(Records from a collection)
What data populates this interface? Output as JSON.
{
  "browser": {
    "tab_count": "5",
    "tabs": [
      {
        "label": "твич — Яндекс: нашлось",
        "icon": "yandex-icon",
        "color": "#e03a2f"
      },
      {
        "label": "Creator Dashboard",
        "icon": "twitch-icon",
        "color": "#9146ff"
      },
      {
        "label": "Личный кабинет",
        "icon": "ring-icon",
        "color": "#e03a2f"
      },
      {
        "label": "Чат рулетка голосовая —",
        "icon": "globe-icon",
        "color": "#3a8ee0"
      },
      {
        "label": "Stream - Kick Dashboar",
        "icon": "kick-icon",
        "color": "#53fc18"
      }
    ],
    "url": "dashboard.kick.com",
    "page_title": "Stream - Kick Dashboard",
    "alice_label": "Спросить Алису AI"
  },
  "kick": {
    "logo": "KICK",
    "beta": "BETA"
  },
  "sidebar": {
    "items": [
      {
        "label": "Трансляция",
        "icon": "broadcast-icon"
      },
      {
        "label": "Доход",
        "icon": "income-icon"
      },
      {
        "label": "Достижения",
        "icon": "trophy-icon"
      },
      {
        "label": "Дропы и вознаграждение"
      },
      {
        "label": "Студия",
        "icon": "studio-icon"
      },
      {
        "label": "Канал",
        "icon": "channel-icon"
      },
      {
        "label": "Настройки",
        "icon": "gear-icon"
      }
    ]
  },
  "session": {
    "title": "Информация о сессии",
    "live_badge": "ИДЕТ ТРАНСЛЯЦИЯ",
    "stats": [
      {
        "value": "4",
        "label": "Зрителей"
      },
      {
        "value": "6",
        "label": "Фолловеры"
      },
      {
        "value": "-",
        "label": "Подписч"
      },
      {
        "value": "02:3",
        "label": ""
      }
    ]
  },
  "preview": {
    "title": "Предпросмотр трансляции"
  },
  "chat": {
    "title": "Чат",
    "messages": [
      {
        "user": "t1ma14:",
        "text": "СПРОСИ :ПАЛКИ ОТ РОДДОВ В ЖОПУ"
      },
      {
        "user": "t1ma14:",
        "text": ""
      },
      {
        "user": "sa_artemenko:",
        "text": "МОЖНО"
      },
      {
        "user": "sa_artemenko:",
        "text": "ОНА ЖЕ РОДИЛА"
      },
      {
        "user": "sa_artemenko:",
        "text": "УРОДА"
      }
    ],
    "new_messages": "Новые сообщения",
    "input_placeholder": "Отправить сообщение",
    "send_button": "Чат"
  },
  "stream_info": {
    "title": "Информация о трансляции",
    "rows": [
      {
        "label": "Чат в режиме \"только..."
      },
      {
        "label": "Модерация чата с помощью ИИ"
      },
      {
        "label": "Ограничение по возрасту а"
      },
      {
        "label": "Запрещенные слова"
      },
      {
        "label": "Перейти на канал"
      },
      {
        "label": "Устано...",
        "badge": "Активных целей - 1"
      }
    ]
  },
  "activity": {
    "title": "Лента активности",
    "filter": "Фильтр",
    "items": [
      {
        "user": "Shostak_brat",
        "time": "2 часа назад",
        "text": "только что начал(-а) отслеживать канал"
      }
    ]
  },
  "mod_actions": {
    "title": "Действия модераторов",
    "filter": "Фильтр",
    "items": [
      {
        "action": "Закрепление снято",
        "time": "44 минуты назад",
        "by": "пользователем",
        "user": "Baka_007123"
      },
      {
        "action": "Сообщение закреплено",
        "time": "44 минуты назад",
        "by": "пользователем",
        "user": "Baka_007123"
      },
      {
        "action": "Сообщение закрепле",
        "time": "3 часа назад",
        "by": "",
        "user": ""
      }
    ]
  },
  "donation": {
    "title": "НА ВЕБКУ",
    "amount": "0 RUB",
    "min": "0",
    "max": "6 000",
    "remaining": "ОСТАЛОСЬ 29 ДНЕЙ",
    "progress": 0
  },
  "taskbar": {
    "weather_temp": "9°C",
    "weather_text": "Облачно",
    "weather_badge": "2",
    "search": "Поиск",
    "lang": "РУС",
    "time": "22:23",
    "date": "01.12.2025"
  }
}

— Exercise description —
Using the listing above, gather each line that holds the string "Информация" and copy it.

— Written solution —
    "title": "Информация о сессии",
    "title": "Информация о трансляции",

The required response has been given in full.